═════ Entries supplied ═════

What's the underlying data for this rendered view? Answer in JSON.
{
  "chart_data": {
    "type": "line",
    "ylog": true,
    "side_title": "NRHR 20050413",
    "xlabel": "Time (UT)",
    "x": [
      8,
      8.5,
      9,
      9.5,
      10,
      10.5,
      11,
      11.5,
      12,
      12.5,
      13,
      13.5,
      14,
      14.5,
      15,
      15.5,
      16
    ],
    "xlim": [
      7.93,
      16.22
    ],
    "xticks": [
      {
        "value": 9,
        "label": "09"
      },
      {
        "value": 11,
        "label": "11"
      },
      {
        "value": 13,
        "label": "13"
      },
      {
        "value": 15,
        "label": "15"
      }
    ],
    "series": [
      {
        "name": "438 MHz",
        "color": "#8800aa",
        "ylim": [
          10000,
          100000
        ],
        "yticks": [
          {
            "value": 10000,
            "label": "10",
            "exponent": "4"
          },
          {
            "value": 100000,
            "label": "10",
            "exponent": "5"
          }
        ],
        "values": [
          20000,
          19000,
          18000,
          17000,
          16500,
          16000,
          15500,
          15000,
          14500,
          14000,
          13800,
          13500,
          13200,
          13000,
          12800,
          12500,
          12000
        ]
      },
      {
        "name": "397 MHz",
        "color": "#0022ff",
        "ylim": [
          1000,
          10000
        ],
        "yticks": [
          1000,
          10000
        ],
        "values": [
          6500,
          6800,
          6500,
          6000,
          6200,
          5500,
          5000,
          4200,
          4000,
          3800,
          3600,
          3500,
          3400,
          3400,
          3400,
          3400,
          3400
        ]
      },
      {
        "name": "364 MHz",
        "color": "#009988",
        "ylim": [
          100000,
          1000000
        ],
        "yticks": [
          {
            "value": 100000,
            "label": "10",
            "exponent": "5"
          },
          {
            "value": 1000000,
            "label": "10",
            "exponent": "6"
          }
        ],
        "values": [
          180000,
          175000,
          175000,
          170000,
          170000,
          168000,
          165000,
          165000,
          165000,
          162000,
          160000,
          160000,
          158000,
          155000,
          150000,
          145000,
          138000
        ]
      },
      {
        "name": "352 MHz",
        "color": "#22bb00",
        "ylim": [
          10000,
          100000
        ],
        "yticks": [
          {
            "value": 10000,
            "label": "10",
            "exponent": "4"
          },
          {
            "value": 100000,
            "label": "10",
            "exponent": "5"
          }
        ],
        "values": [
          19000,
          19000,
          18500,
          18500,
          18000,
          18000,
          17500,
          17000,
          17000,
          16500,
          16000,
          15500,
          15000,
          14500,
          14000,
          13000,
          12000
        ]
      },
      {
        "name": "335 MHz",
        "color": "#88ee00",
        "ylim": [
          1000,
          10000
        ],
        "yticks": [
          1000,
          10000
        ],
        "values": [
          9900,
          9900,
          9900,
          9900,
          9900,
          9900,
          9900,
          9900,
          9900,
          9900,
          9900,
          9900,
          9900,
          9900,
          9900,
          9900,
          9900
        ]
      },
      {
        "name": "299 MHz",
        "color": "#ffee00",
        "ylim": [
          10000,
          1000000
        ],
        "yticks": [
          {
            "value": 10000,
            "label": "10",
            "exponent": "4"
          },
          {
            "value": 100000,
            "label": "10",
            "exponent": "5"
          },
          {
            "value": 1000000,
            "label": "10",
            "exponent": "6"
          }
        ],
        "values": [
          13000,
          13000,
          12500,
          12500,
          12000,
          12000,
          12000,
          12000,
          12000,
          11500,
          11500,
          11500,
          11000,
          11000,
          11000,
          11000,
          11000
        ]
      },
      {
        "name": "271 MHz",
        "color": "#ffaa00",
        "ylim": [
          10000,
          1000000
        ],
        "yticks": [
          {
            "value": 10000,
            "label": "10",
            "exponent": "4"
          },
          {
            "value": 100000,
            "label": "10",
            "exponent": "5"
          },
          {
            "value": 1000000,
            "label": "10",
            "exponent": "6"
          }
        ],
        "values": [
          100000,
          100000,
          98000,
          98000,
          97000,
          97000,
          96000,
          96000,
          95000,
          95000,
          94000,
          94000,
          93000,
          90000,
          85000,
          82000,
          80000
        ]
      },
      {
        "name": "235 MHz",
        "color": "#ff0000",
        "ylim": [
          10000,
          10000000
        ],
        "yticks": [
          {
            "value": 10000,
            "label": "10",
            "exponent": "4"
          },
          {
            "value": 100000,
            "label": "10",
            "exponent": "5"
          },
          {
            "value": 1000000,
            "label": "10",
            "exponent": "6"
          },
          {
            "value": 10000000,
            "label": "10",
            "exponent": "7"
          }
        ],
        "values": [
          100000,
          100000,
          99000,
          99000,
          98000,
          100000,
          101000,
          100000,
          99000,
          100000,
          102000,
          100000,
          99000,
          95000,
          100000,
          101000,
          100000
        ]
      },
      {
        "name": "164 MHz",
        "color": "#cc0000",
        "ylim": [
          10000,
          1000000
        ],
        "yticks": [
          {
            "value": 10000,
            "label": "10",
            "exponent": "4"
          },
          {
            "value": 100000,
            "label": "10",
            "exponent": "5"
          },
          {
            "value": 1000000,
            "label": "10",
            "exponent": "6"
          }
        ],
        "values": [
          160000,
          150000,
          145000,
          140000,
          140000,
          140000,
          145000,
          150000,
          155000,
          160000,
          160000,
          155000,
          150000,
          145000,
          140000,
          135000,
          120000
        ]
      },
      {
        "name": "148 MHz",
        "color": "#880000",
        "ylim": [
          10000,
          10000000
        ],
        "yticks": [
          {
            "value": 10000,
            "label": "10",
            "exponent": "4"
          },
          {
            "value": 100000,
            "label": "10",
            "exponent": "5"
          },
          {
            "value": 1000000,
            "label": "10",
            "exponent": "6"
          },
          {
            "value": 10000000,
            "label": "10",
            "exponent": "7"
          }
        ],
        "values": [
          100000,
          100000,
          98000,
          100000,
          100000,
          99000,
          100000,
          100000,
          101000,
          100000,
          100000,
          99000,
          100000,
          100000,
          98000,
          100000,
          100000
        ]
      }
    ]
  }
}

═════

▸ Problem statement
Find every line in the records that contains the word "color"; copy those lines.

▸ Finished answer
        "color": "#8800aa",
        "color": "#0022ff",
        "color": "#009988",
        "color": "#22bb00",
        "color": "#88ee00",
        "color": "#ffee00",
        "color": "#ffaa00",
        "color": "#ff0000",
        "color": "#cc0000",
        "color": "#880000",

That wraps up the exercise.